● **DATASET RECORDS**:
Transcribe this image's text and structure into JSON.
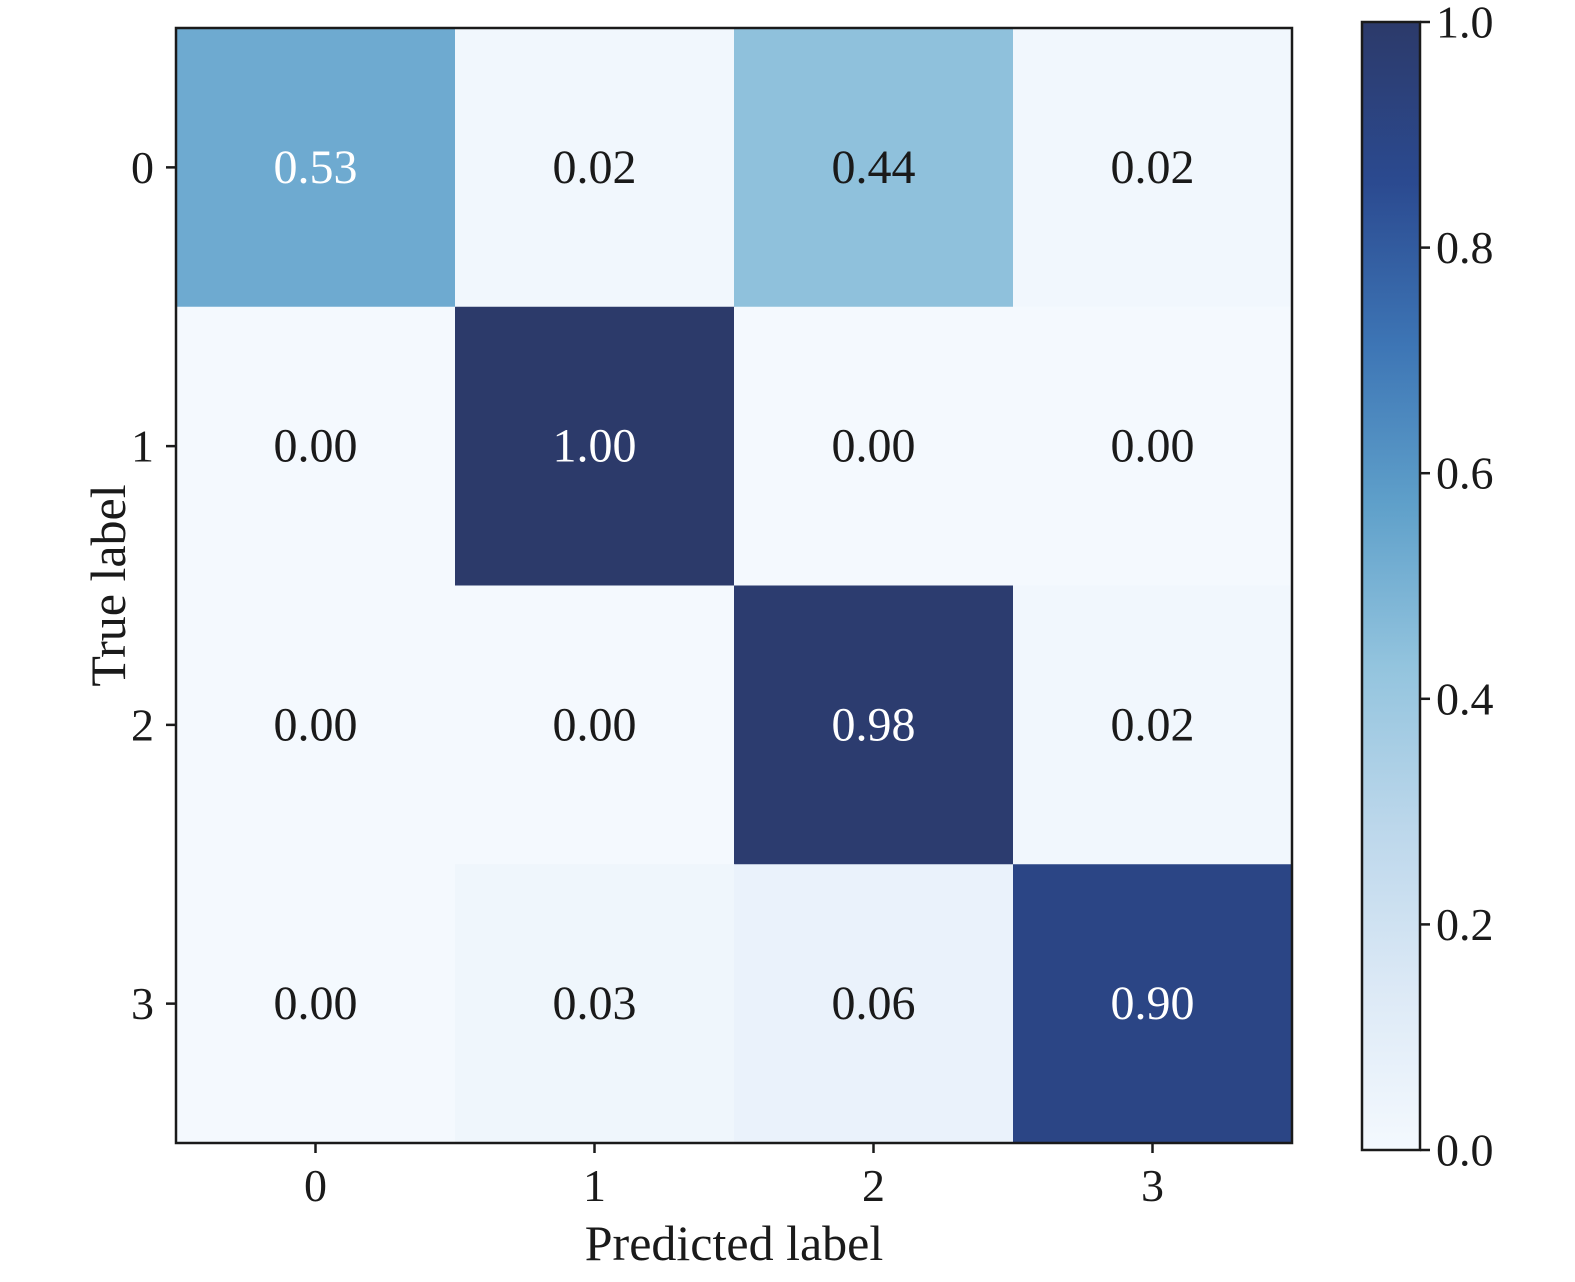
{
  "chart_data": {
    "type": "heatmap",
    "title": "",
    "xlabel": "Predicted label",
    "ylabel": "True label",
    "x_categories": [
      "0",
      "1",
      "2",
      "3"
    ],
    "y_categories": [
      "0",
      "1",
      "2",
      "3"
    ],
    "matrix": [
      [
        0.53,
        0.02,
        0.44,
        0.02
      ],
      [
        0.0,
        1.0,
        0.0,
        0.0
      ],
      [
        0.0,
        0.0,
        0.98,
        0.02
      ],
      [
        0.0,
        0.03,
        0.06,
        0.9
      ]
    ],
    "cell_labels": [
      [
        "0.53",
        "0.02",
        "0.44",
        "0.02"
      ],
      [
        "0.00",
        "1.00",
        "0.00",
        "0.00"
      ],
      [
        "0.00",
        "0.00",
        "0.98",
        "0.02"
      ],
      [
        "0.00",
        "0.03",
        "0.06",
        "0.90"
      ]
    ],
    "colorbar": {
      "range": [
        0.0,
        1.0
      ],
      "ticks": [
        0.0,
        0.2,
        0.4,
        0.6,
        0.8,
        1.0
      ],
      "tick_labels": [
        "0.0",
        "0.2",
        "0.4",
        "0.6",
        "0.8",
        "1.0"
      ],
      "colormap": "Blues",
      "position": "right"
    },
    "colors": {
      "text_dark": "#1a1a1a",
      "text_light": "#ffffff",
      "frame": "#1a1a1a",
      "colormap_stops": [
        "#f4f9fe",
        "#dce9f6",
        "#bcd7eb",
        "#93c4de",
        "#5fa0ca",
        "#3d75b5",
        "#2b4a90",
        "#2c3a6a"
      ]
    }
  }
}
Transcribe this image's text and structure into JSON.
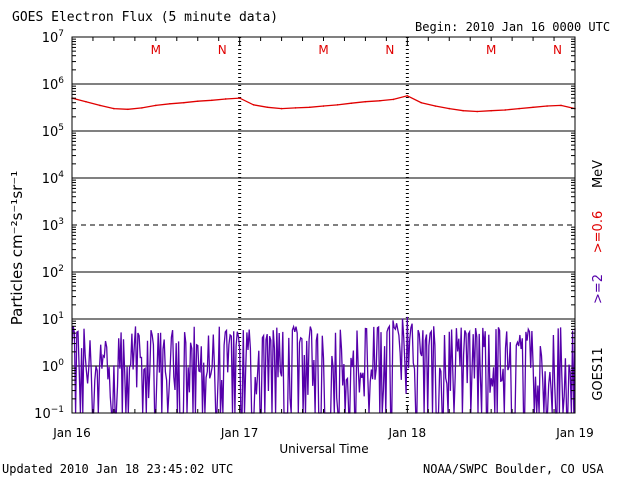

● **WHAT TO DO**: Quote every record above exactly, leaving out the pictures.

● **ANSWER FOR THE TASK**:
Transcribe this image's text and structure into JSON.
{
  "chart_data": {
    "type": "heatmap",
    "title": "",
    "xlabel": "Predicted label",
    "ylabel": "True label",
    "x_categories": [
      "0",
      "1",
      "2",
      "3"
    ],
    "y_categories": [
      "0",
      "1",
      "2",
      "3"
    ],
    "matrix": [
      [
        0.53,
        0.02,
        0.44,
        0.02
      ],
      [
        0.0,
        1.0,
        0.0,
        0.0
      ],
      [
        0.0,
        0.0,
        0.98,
        0.02
      ],
      [
        0.0,
        0.03,
        0.06,
        0.9
      ]
    ],
    "cell_labels": [
      [
        "0.53",
        "0.02",
        "0.44",
        "0.02"
      ],
      [
        "0.00",
        "1.00",
        "0.00",
        "0.00"
      ],
      [
        "0.00",
        "0.00",
        "0.98",
        "0.02"
      ],
      [
        "0.00",
        "0.03",
        "0.06",
        "0.90"
      ]
    ],
    "colorbar": {
      "range": [
        0.0,
        1.0
      ],
      "ticks": [
        0.0,
        0.2,
        0.4,
        0.6,
        0.8,
        1.0
      ],
      "tick_labels": [
        "0.0",
        "0.2",
        "0.4",
        "0.6",
        "0.8",
        "1.0"
      ],
      "colormap": "Blues",
      "position": "right"
    },
    "colors": {
      "text_dark": "#1a1a1a",
      "text_light": "#ffffff",
      "frame": "#1a1a1a",
      "colormap_stops": [
        "#f4f9fe",
        "#dce9f6",
        "#bcd7eb",
        "#93c4de",
        "#5fa0ca",
        "#3d75b5",
        "#2b4a90",
        "#2c3a6a"
      ]
    }
  }
}
Transcribe this image's text and structure into JSON.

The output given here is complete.